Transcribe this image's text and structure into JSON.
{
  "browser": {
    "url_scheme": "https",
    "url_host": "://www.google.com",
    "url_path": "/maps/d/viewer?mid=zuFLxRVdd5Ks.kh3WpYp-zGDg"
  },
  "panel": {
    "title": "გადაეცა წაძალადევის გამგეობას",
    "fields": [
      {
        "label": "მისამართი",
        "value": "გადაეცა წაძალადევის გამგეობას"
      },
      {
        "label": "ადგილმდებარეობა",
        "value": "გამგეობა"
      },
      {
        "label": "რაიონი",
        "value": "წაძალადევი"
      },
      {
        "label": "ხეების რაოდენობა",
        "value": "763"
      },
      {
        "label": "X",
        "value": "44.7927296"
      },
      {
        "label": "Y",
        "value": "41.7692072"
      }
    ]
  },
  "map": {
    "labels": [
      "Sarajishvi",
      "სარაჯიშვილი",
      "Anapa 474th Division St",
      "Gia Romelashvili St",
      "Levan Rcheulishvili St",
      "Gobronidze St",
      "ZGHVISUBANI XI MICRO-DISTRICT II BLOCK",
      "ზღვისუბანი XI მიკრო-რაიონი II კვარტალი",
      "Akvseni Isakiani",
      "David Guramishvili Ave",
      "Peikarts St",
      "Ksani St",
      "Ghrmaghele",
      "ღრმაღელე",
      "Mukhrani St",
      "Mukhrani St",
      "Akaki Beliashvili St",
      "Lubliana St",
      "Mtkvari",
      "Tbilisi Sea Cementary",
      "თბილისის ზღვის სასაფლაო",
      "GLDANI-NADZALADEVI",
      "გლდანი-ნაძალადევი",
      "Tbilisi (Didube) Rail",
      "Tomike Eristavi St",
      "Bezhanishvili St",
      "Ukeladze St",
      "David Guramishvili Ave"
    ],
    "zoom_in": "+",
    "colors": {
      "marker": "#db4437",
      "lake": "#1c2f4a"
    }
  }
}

What to produce — Give back each line above precisely as it stands.

Worked solution —
Transcribe this image's text and structure into JSON.
{
  "browser": {
    "url_scheme": "https",
    "url_host": "://www.google.com",
    "url_path": "/maps/d/viewer?mid=zuFLxRVdd5Ks.kh3WpYp-zGDg"
  },
  "panel": {
    "title": "გადაეცა წაძალადევის გამგეობას",
    "fields": [
      {
        "label": "მისამართი",
        "value": "გადაეცა წაძალადევის გამგეობას"
      },
      {
        "label": "ადგილმდებარეობა",
        "value": "გამგეობა"
      },
      {
        "label": "რაიონი",
        "value": "წაძალადევი"
      },
      {
        "label": "ხეების რაოდენობა",
        "value": "763"
      },
      {
        "label": "X",
        "value": "44.7927296"
      },
      {
        "label": "Y",
        "value": "41.7692072"
      }
    ]
  },
  "map": {
    "labels": [
      "Sarajishvi",
      "სარაჯიშვილი",
      "Anapa 474th Division St",
      "Gia Romelashvili St",
      "Levan Rcheulishvili St",
      "Gobronidze St",
      "ZGHVISUBANI XI MICRO-DISTRICT II BLOCK",
      "ზღვისუბანი XI მიკრო-რაიონი II კვარტალი",
      "Akvseni Isakiani",
      "David Guramishvili Ave",
      "Peikarts St",
      "Ksani St",
      "Ghrmaghele",
      "ღრმაღელე",
      "Mukhrani St",
      "Mukhrani St",
      "Akaki Beliashvili St",
      "Lubliana St",
      "Mtkvari",
      "Tbilisi Sea Cementary",
      "თბილისის ზღვის სასაფლაო",
      "GLDANI-NADZALADEVI",
      "გლდანი-ნაძალადევი",
      "Tbilisi (Didube) Rail",
      "Tomike Eristavi St",
      "Bezhanishvili St",
      "Ukeladze St",
      "David Guramishvili Ave"
    ],
    "zoom_in": "+",
    "colors": {
      "marker": "#db4437",
      "lake": "#1c2f4a"
    }
  }
}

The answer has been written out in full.